### [WHAT NEEDS TO BE DONE]
Take the material and output all of it exactly.

# # #

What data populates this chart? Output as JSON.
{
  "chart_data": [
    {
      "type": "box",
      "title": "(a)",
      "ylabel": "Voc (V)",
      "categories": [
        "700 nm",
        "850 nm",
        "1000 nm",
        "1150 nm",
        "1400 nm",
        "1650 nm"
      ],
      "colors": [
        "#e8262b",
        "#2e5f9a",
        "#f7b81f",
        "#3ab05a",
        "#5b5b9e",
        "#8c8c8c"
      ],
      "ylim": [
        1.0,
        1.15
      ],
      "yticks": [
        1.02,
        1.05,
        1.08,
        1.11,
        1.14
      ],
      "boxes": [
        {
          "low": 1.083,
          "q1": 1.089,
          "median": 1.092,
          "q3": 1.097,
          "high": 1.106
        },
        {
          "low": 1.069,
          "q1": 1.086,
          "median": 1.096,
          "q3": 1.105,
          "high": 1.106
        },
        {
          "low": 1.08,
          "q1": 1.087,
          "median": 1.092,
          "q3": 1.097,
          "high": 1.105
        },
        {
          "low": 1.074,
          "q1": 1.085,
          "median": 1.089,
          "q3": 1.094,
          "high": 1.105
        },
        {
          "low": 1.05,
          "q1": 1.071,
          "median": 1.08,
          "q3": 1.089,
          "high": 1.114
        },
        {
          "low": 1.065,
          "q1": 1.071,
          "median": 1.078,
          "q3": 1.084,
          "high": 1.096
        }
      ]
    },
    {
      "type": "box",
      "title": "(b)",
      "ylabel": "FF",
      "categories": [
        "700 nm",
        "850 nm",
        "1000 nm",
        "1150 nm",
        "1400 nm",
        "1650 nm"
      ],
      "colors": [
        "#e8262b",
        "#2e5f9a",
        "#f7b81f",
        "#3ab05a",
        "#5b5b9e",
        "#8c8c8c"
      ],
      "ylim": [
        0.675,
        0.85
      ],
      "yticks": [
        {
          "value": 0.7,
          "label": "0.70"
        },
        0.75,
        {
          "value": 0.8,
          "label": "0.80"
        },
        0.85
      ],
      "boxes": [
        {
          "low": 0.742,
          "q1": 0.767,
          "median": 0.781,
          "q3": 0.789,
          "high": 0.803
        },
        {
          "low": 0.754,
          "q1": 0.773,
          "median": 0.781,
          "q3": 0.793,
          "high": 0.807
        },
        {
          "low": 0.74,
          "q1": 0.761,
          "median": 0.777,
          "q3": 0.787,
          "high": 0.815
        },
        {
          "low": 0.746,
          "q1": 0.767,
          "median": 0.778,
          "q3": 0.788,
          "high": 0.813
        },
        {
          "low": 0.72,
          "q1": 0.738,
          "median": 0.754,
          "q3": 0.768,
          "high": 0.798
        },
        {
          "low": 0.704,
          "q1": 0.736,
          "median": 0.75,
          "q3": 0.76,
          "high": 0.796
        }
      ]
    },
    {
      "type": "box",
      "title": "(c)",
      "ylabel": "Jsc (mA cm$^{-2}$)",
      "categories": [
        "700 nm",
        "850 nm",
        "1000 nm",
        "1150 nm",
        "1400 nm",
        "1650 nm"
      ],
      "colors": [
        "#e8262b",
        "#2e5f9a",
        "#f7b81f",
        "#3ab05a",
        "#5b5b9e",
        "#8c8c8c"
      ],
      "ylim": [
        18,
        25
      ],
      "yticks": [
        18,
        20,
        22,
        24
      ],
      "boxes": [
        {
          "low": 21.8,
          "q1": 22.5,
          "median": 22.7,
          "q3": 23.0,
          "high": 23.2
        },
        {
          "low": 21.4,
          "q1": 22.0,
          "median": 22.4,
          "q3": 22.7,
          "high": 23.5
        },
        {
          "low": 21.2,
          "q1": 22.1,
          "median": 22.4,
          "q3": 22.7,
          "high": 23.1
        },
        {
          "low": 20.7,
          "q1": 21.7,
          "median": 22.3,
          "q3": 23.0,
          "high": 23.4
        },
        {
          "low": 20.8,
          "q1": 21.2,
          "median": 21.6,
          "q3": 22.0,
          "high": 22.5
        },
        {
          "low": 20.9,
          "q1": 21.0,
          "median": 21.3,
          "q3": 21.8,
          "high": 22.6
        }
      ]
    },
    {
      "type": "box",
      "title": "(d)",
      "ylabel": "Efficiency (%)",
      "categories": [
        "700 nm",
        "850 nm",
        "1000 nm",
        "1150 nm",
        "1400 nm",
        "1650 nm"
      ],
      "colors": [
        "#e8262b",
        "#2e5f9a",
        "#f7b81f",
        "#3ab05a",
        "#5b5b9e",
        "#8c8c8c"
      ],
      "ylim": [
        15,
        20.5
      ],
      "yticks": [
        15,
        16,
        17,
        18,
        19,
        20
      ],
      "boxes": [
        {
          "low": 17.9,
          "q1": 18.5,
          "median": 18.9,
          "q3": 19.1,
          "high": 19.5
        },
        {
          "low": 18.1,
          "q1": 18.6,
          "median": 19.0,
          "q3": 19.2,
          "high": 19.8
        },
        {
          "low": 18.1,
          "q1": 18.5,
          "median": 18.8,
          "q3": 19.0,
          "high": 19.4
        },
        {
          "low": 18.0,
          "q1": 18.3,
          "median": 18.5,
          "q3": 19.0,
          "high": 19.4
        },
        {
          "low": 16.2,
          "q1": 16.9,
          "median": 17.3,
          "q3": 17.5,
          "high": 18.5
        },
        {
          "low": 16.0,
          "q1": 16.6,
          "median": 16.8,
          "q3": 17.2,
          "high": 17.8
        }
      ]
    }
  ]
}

# # #

### [RESPONSE]
What data populates this chart? Output as JSON.
{
  "chart_data": [
    {
      "type": "box",
      "title": "(a)",
      "ylabel": "Voc (V)",
      "categories": [
        "700 nm",
        "850 nm",
        "1000 nm",
        "1150 nm",
        "1400 nm",
        "1650 nm"
      ],
      "colors": [
        "#e8262b",
        "#2e5f9a",
        "#f7b81f",
        "#3ab05a",
        "#5b5b9e",
        "#8c8c8c"
      ],
      "ylim": [
        1.0,
        1.15
      ],
      "yticks": [
        1.02,
        1.05,
        1.08,
        1.11,
        1.14
      ],
      "boxes": [
        {
          "low": 1.083,
          "q1": 1.089,
          "median": 1.092,
          "q3": 1.097,
          "high": 1.106
        },
        {
          "low": 1.069,
          "q1": 1.086,
          "median": 1.096,
          "q3": 1.105,
          "high": 1.106
        },
        {
          "low": 1.08,
          "q1": 1.087,
          "median": 1.092,
          "q3": 1.097,
          "high": 1.105
        },
        {
          "low": 1.074,
          "q1": 1.085,
          "median": 1.089,
          "q3": 1.094,
          "high": 1.105
        },
        {
          "low": 1.05,
          "q1": 1.071,
          "median": 1.08,
          "q3": 1.089,
          "high": 1.114
        },
        {
          "low": 1.065,
          "q1": 1.071,
          "median": 1.078,
          "q3": 1.084,
          "high": 1.096
        }
      ]
    },
    {
      "type": "box",
      "title": "(b)",
      "ylabel": "FF",
      "categories": [
        "700 nm",
        "850 nm",
        "1000 nm",
        "1150 nm",
        "1400 nm",
        "1650 nm"
      ],
      "colors": [
        "#e8262b",
        "#2e5f9a",
        "#f7b81f",
        "#3ab05a",
        "#5b5b9e",
        "#8c8c8c"
      ],
      "ylim": [
        0.675,
        0.85
      ],
      "yticks": [
        {
          "value": 0.7,
          "label": "0.70"
        },
        0.75,
        {
          "value": 0.8,
          "label": "0.80"
        },
        0.85
      ],
      "boxes": [
        {
          "low": 0.742,
          "q1": 0.767,
          "median": 0.781,
          "q3": 0.789,
          "high": 0.803
        },
        {
          "low": 0.754,
          "q1": 0.773,
          "median": 0.781,
          "q3": 0.793,
          "high": 0.807
        },
        {
          "low": 0.74,
          "q1": 0.761,
          "median": 0.777,
          "q3": 0.787,
          "high": 0.815
        },
        {
          "low": 0.746,
          "q1": 0.767,
          "median": 0.778,
          "q3": 0.788,
          "high": 0.813
        },
        {
          "low": 0.72,
          "q1": 0.738,
          "median": 0.754,
          "q3": 0.768,
          "high": 0.798
        },
        {
          "low": 0.704,
          "q1": 0.736,
          "median": 0.75,
          "q3": 0.76,
          "high": 0.796
        }
      ]
    },
    {
      "type": "box",
      "title": "(c)",
      "ylabel": "Jsc (mA cm$^{-2}$)",
      "categories": [
        "700 nm",
        "850 nm",
        "1000 nm",
        "1150 nm",
        "1400 nm",
        "1650 nm"
      ],
      "colors": [
        "#e8262b",
        "#2e5f9a",
        "#f7b81f",
        "#3ab05a",
        "#5b5b9e",
        "#8c8c8c"
      ],
      "ylim": [
        18,
        25
      ],
      "yticks": [
        18,
        20,
        22,
        24
      ],
      "boxes": [
        {
          "low": 21.8,
          "q1": 22.5,
          "median": 22.7,
          "q3": 23.0,
          "high": 23.2
        },
        {
          "low": 21.4,
          "q1": 22.0,
          "median": 22.4,
          "q3": 22.7,
          "high": 23.5
        },
        {
          "low": 21.2,
          "q1": 22.1,
          "median": 22.4,
          "q3": 22.7,
          "high": 23.1
        },
        {
          "low": 20.7,
          "q1": 21.7,
          "median": 22.3,
          "q3": 23.0,
          "high": 23.4
        },
        {
          "low": 20.8,
          "q1": 21.2,
          "median": 21.6,
          "q3": 22.0,
          "high": 22.5
        },
        {
          "low": 20.9,
          "q1": 21.0,
          "median": 21.3,
          "q3": 21.8,
          "high": 22.6
        }
      ]
    },
    {
      "type": "box",
      "title": "(d)",
      "ylabel": "Efficiency (%)",
      "categories": [
        "700 nm",
        "850 nm",
        "1000 nm",
        "1150 nm",
        "1400 nm",
        "1650 nm"
      ],
      "colors": [
        "#e8262b",
        "#2e5f9a",
        "#f7b81f",
        "#3ab05a",
        "#5b5b9e",
        "#8c8c8c"
      ],
      "ylim": [
        15,
        20.5
      ],
      "yticks": [
        15,
        16,
        17,
        18,
        19,
        20
      ],
      "boxes": [
        {
          "low": 17.9,
          "q1": 18.5,
          "median": 18.9,
          "q3": 19.1,
          "high": 19.5
        },
        {
          "low": 18.1,
          "q1": 18.6,
          "median": 19.0,
          "q3": 19.2,
          "high": 19.8
        },
        {
          "low": 18.1,
          "q1": 18.5,
          "median": 18.8,
          "q3": 19.0,
          "high": 19.4
        },
        {
          "low": 18.0,
          "q1": 18.3,
          "median": 18.5,
          "q3": 19.0,
          "high": 19.4
        },
        {
          "low": 16.2,
          "q1": 16.9,
          "median": 17.3,
          "q3": 17.5,
          "high": 18.5
        },
        {
          "low": 16.0,
          "q1": 16.6,
          "median": 16.8,
          "q3": 17.2,
          "high": 17.8
        }
      ]
    }
  ]
}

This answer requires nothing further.